● Description of the task
Retype the items from the line with "wave-height-label: 12. bbox=[720, 484, 736, 495]" to the line with "altimeter-track: 7.86 7.60", keeping every character the same.

● Dataset content
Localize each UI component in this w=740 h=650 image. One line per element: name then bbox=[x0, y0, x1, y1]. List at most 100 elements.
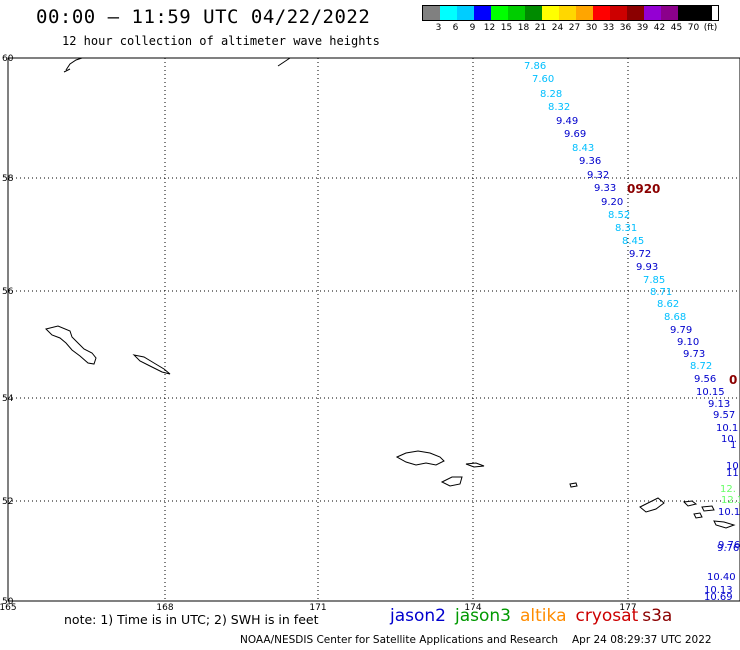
wave-height-label: 12. bbox=[720, 484, 736, 495]
scale-swatch bbox=[423, 6, 440, 20]
units-note: note: 1) Time is in UTC; 2) SWH is in fe… bbox=[64, 612, 319, 627]
altimeter-track: 7.86 7.60 8.28 8.32 9.49 9.69 8.43 9.36 9.32 9.33… bbox=[524, 61, 740, 603]
credit-line: NOAA/NESDIS Center for Satellite Applica… bbox=[240, 634, 712, 646]
pass-time-label: 0 bbox=[729, 373, 737, 387]
pass-time-label: 0920 bbox=[627, 182, 660, 196]
scale-label: 21 bbox=[534, 23, 547, 33]
longitude-labels: 165 168 171 174 177 bbox=[0, 603, 637, 613]
longitude-label: 177 bbox=[619, 603, 636, 613]
wave-height-label: 8.52 bbox=[608, 210, 630, 221]
scale-swatch bbox=[644, 6, 661, 20]
map-subtitle: 12 hour collection of altimeter wave hei… bbox=[62, 34, 380, 48]
longitude-label: 174 bbox=[464, 603, 481, 613]
credit-org: NOAA/NESDIS Center for Satellite Applica… bbox=[240, 634, 558, 646]
coast-attu-island bbox=[395, 450, 445, 466]
satellite-jason3: jason3 bbox=[455, 606, 511, 626]
longitude-label: 165 bbox=[0, 603, 17, 613]
scale-swatch bbox=[457, 6, 474, 20]
scale-swatch bbox=[440, 6, 457, 20]
wave-height-label: 8.45 bbox=[622, 236, 644, 247]
wave-height-label: 9.56 bbox=[694, 374, 716, 385]
latitude-label: 52 bbox=[2, 497, 13, 507]
scale-label: 12 bbox=[483, 23, 496, 33]
coast-rat-islands-5 bbox=[713, 520, 736, 529]
scale-swatch bbox=[508, 6, 525, 20]
scale-swatch bbox=[542, 6, 559, 20]
longitude-label: 171 bbox=[309, 603, 326, 613]
wave-height-label: 8.62 bbox=[657, 299, 679, 310]
wave-height-label: 10.69 bbox=[704, 592, 733, 603]
wave-height-label: 8.31 bbox=[615, 223, 637, 234]
wave-height-label: 1 bbox=[730, 440, 736, 451]
wave-height-label: 10 bbox=[726, 461, 739, 472]
satellite-cryosat: cryosat bbox=[575, 606, 639, 626]
scale-swatch bbox=[627, 6, 644, 20]
scale-label: 18 bbox=[517, 23, 530, 33]
scale-label: 70 bbox=[687, 23, 700, 33]
wave-height-label: 10.40 bbox=[707, 572, 736, 583]
generation-timestamp: Apr 24 08:29:37 UTC 2022 bbox=[572, 634, 712, 646]
scale-label: 27 bbox=[568, 23, 581, 33]
wave-height-label: 8.43 bbox=[572, 143, 594, 154]
coast-kamchatka-tip bbox=[63, 57, 83, 73]
wave-height-label: 7.85 bbox=[643, 275, 665, 286]
wave-height-label: 10.13 bbox=[704, 585, 733, 596]
coast-rat-islands-1 bbox=[639, 497, 665, 513]
wave-height-label: 9.20 bbox=[601, 197, 623, 208]
scale-label: 39 bbox=[636, 23, 649, 33]
satellite-legend: jason2 jason3 altika cryosat s3a bbox=[390, 606, 681, 626]
wave-height-label: 9.33 bbox=[594, 183, 616, 194]
coast-agattu-island bbox=[440, 476, 463, 487]
scale-swatch bbox=[593, 6, 610, 20]
wave-height-label: 9.49 bbox=[556, 116, 578, 127]
scale-label: 6 bbox=[452, 23, 459, 33]
scale-label: 45 bbox=[670, 23, 683, 33]
coast-bering-island bbox=[45, 325, 97, 365]
scale-swatch bbox=[491, 6, 508, 20]
scale-label: 15 bbox=[500, 23, 513, 33]
coast-semichi-islands bbox=[465, 462, 485, 468]
wave-height-label: 9.76 bbox=[717, 543, 739, 554]
wave-height-label: 7.86 bbox=[524, 61, 546, 72]
wave-height-label: 10. bbox=[721, 434, 737, 445]
latitude-label: 50 bbox=[2, 597, 14, 607]
scale-label: (ft) bbox=[703, 23, 718, 33]
scale-label: 9 bbox=[469, 23, 476, 33]
wave-height-label: 9.79 bbox=[670, 325, 692, 336]
scale-label: 42 bbox=[653, 23, 666, 33]
scale-swatch bbox=[559, 6, 576, 20]
color-scale-boxes bbox=[422, 5, 719, 21]
scale-label: 30 bbox=[585, 23, 598, 33]
satellite-jason2: jason2 bbox=[390, 606, 446, 626]
scale-label: 24 bbox=[551, 23, 564, 33]
wave-height-label: 9.69 bbox=[564, 129, 586, 140]
wave-height-label: 11 bbox=[726, 468, 739, 479]
wave-height-label: 8.28 bbox=[540, 89, 562, 100]
color-scale-labels: 3 6 9 12 15 18 21 24 27 30 33 36 39 42 45 70 (ft) bbox=[422, 23, 719, 33]
scale-label: 3 bbox=[435, 23, 442, 33]
wave-height-label: 10.1 bbox=[718, 507, 740, 518]
wave-height-label: 9.73 bbox=[683, 349, 705, 360]
latitude-label: 60 bbox=[2, 54, 14, 64]
scale-label: 33 bbox=[602, 23, 615, 33]
map-frame bbox=[7, 57, 740, 602]
map-title: 00:00 – 11:59 UTC 04/22/2022 bbox=[36, 6, 371, 28]
wave-height-label: 9.32 bbox=[587, 170, 609, 181]
latitude-label: 54 bbox=[2, 394, 14, 404]
wave-height-label: 8.72 bbox=[690, 361, 712, 372]
wave-height-label: 8.68 bbox=[664, 312, 686, 323]
wave-height-label: 9.57 bbox=[713, 410, 735, 421]
coast-islet bbox=[569, 482, 578, 488]
wave-height-label: 9.36 bbox=[579, 156, 601, 167]
wave-height-label: 9.76 bbox=[718, 540, 740, 551]
scale-label: 36 bbox=[619, 23, 632, 33]
satellite-s3a: s3a bbox=[642, 606, 673, 626]
latitude-label: 56 bbox=[2, 287, 14, 297]
scale-swatch bbox=[576, 6, 593, 20]
coastlines bbox=[45, 57, 736, 529]
scale-swatch bbox=[695, 6, 712, 20]
wave-height-label: 9.93 bbox=[636, 262, 658, 273]
wave-height-color-scale: 3 6 9 12 15 18 21 24 27 30 33 36 39 42 45 70 (ft) bbox=[422, 5, 719, 35]
latitude-label: 58 bbox=[2, 174, 14, 184]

● Solution for this problem
wave-height-label: 12. bbox=[720, 484, 736, 495]
scale-swatch bbox=[423, 6, 440, 20]
units-note: note: 1) Time is in UTC; 2) SWH is in fe… bbox=[64, 612, 319, 627]
altimeter-track: 7.86 7.60 8.28 8.32 9.49 9.69 8.43 9.36 9.32 9.33… bbox=[524, 61, 740, 603]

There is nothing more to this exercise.